━━━━━ RECORDS SHOWN ━━━━━
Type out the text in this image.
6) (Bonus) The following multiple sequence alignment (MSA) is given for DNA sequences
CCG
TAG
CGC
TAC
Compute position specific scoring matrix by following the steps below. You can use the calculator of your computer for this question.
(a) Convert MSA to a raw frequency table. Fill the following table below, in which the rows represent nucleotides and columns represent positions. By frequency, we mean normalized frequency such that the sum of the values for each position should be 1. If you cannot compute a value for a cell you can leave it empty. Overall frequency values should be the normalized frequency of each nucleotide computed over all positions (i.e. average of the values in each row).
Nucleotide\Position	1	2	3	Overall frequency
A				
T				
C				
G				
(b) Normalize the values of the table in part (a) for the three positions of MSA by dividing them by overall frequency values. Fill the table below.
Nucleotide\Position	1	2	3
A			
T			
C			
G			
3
━━━━━
- EXERCISE DIRECTIONS: Gather from the data above every line with the string "Fill".

- ANSWER TO THIS PROBLEM:
(a) Convert MSA to a raw frequency table. Fill the following table below, in which the rows represent nucleotides and columns represent positions. By frequency, we mean normalized frequency such that the sum of the values for each position should be 1. If you cannot compute a value for a cell you can leave it empty. Overall frequency values should be the normalized frequency of each nucleotide computed over all positions (i.e. average of the values in each row).
(b) Normalize the values of the table in part (a) for the three positions of MSA by dividing them by overall frequency values. Fill the table below.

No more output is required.